◆ Problem statement
Find every line in the records below that contains the string "link", with uppercase and lowercase treated as different, and copy each of those lines.
++++ Dataset content ++++
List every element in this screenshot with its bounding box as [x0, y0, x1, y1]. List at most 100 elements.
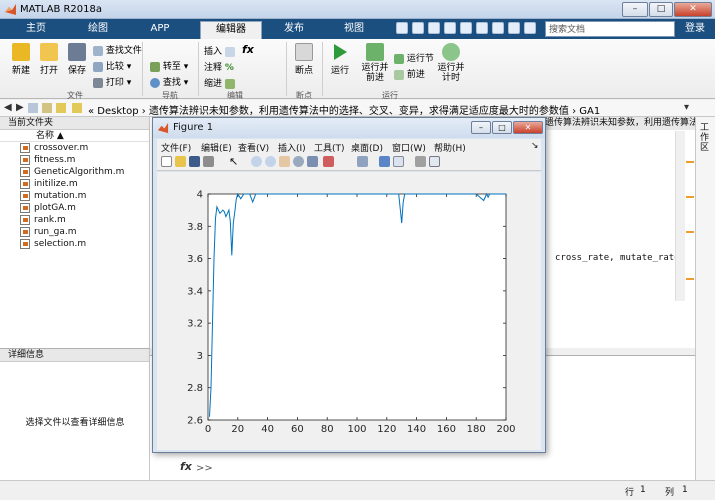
folder-icon — [72, 103, 82, 113]
open-file-icon[interactable] — [175, 156, 186, 167]
m-file-icon — [20, 203, 30, 213]
fx-icon[interactable]: fx — [180, 460, 192, 473]
print-button[interactable]: 打印 ▾ — [93, 75, 131, 88]
name-column-header[interactable]: 名称 ▲ — [0, 130, 149, 142]
run-time-label: 运行并计时 — [437, 63, 465, 83]
file-item[interactable]: run_ga.m — [0, 226, 149, 238]
file-item[interactable]: initilize.m — [0, 178, 149, 190]
new-button[interactable]: 新建 — [8, 43, 34, 76]
file-item[interactable]: rank.m — [0, 214, 149, 226]
zoom-out-icon[interactable] — [265, 156, 276, 167]
dropdown-icon[interactable] — [524, 22, 536, 34]
help-icon[interactable] — [508, 22, 520, 34]
folder-icon[interactable] — [56, 103, 66, 113]
run-section-button[interactable]: 运行节 — [394, 51, 434, 64]
copy-icon[interactable] — [428, 22, 440, 34]
fx-button[interactable]: fx — [242, 43, 254, 56]
menu-dock-icon[interactable]: ↘ — [531, 141, 539, 151]
m-file-icon — [20, 191, 30, 201]
line-plot[interactable]: 0 20 40 60 80 100 120 140 160 180 200 2.6 2.8 3 3.2 3.4… — [157, 172, 541, 450]
current-path[interactable]: « Desktop › 遗传算法辨识未知参数，利用遗传算法中的选择、交叉、变异，… — [88, 102, 600, 117]
login-link[interactable]: 登录 — [678, 19, 712, 39]
ribbon-panel: 新建 打开 保存 查找文件 比较 ▾ 打印 ▾ 文件 转至 ▾ 查找 ▾ 导航 … — [0, 39, 715, 100]
restore-button[interactable]: □ — [649, 2, 673, 17]
switch-windows-icon[interactable] — [492, 22, 504, 34]
run-advance-button[interactable]: 运行并前进 — [358, 43, 392, 83]
file-item[interactable]: selection.m — [0, 238, 149, 250]
figure-canvas[interactable]: 0 20 40 60 80 100 120 140 160 180 200 2.6 2.8 3 3.2 3.4… — [157, 172, 541, 450]
figure-window[interactable]: Figure 1 – □ ✕ 文件(F) 编辑(E) 查看(V) 插入(I) 工… — [152, 117, 546, 453]
tab-publish[interactable]: 发布 — [266, 19, 322, 39]
brush-icon[interactable] — [323, 156, 334, 167]
tab-home[interactable]: 主页 — [8, 19, 64, 39]
forward-arrow-icon[interactable]: ▶ — [16, 102, 24, 113]
minimize-button[interactable]: – — [622, 2, 648, 17]
find-button[interactable]: 查找 ▾ — [150, 75, 188, 88]
figure-close-button[interactable]: ✕ — [513, 121, 543, 134]
colorbar-icon[interactable] — [379, 156, 390, 167]
rotate-3d-icon[interactable] — [293, 156, 304, 167]
figure-restore-button[interactable]: □ — [492, 121, 512, 134]
legend-icon[interactable] — [393, 156, 404, 167]
redo-icon[interactable] — [476, 22, 488, 34]
file-name: crossover.m — [34, 143, 89, 153]
code-line[interactable]: cross_rate, mutate_rate, — [555, 253, 685, 263]
print-figure-icon[interactable] — [203, 156, 214, 167]
path-dropdown-icon[interactable]: ▾ — [684, 102, 689, 113]
pan-hand-icon[interactable] — [279, 156, 290, 167]
run-button[interactable]: 运行 — [326, 43, 354, 76]
undo-icon[interactable] — [460, 22, 472, 34]
breakpoints-button[interactable]: 断点 — [290, 43, 318, 76]
indent-button[interactable]: 缩进 — [204, 76, 235, 89]
comment-button[interactable]: 注释 % — [204, 60, 234, 73]
file-item[interactable]: mutation.m — [0, 190, 149, 202]
file-item[interactable]: fitness.m — [0, 154, 149, 166]
insert-label: 插入 — [204, 47, 223, 57]
goto-button[interactable]: 转至 ▾ — [150, 59, 188, 72]
plot-axes[interactable] — [207, 193, 507, 421]
tab-apps[interactable]: APP — [132, 19, 188, 39]
tab-plots[interactable]: 绘图 — [70, 19, 126, 39]
link-plot-icon[interactable] — [357, 156, 368, 167]
compare-button[interactable]: 比较 ▾ — [93, 59, 131, 72]
file-item[interactable]: plotGA.m — [0, 202, 149, 214]
show-plot-tools-icon[interactable] — [429, 156, 440, 167]
hide-plot-tools-icon[interactable] — [415, 156, 426, 167]
search-input[interactable] — [545, 21, 675, 37]
open-button[interactable]: 打开 — [36, 43, 62, 76]
file-item[interactable]: GeneticAlgorithm.m — [0, 166, 149, 178]
file-item[interactable]: crossover.m — [0, 142, 149, 154]
warning-marker[interactable] — [686, 231, 694, 233]
m-file-icon — [20, 239, 30, 249]
save-quick-icon[interactable] — [396, 22, 408, 34]
figure-minimize-button[interactable]: – — [471, 121, 491, 134]
close-button[interactable]: ✕ — [674, 2, 712, 17]
find-files-button[interactable]: 查找文件 — [93, 43, 142, 56]
paste-icon[interactable] — [444, 22, 456, 34]
y-tick-label: 3 — [197, 351, 203, 362]
up-folder-icon[interactable] — [28, 103, 38, 113]
workspace-collapsed-strip[interactable]: 工作区 — [695, 117, 715, 480]
browse-folder-icon[interactable] — [42, 103, 52, 113]
back-arrow-icon[interactable]: ◀ — [4, 102, 12, 113]
tab-editor[interactable]: 编辑器 — [200, 21, 262, 39]
warning-marker[interactable] — [686, 196, 694, 198]
editor-file-tab[interactable]: 遗传算法辨识未知参数，利用遗传算法中的选择、交叉、变异 — [545, 117, 695, 130]
zoom-in-icon[interactable] — [251, 156, 262, 167]
editor-scrollbar[interactable] — [675, 131, 685, 301]
tab-view[interactable]: 视图 — [326, 19, 382, 39]
insert-button[interactable]: 插入 — [204, 44, 235, 57]
cut-icon[interactable] — [412, 22, 424, 34]
figure-toolbar: ↖ — [157, 153, 541, 171]
data-cursor-icon[interactable] — [307, 156, 318, 167]
figure-title: Figure 1 — [173, 122, 214, 133]
new-figure-icon[interactable] — [161, 156, 172, 167]
warning-marker[interactable] — [686, 278, 694, 280]
warning-marker[interactable] — [686, 161, 694, 163]
pointer-icon[interactable]: ↖ — [229, 156, 240, 167]
advance-button[interactable]: 前进 — [394, 67, 425, 80]
m-file-icon — [20, 143, 30, 153]
save-figure-icon[interactable] — [189, 156, 200, 167]
save-button[interactable]: 保存 — [64, 43, 90, 76]
run-time-button[interactable]: 运行并计时 — [436, 43, 466, 83]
++++
◆ Exercise solution
login-link[interactable]: 登录 — [678, 19, 712, 39]
link-plot-icon[interactable] — [357, 156, 368, 167]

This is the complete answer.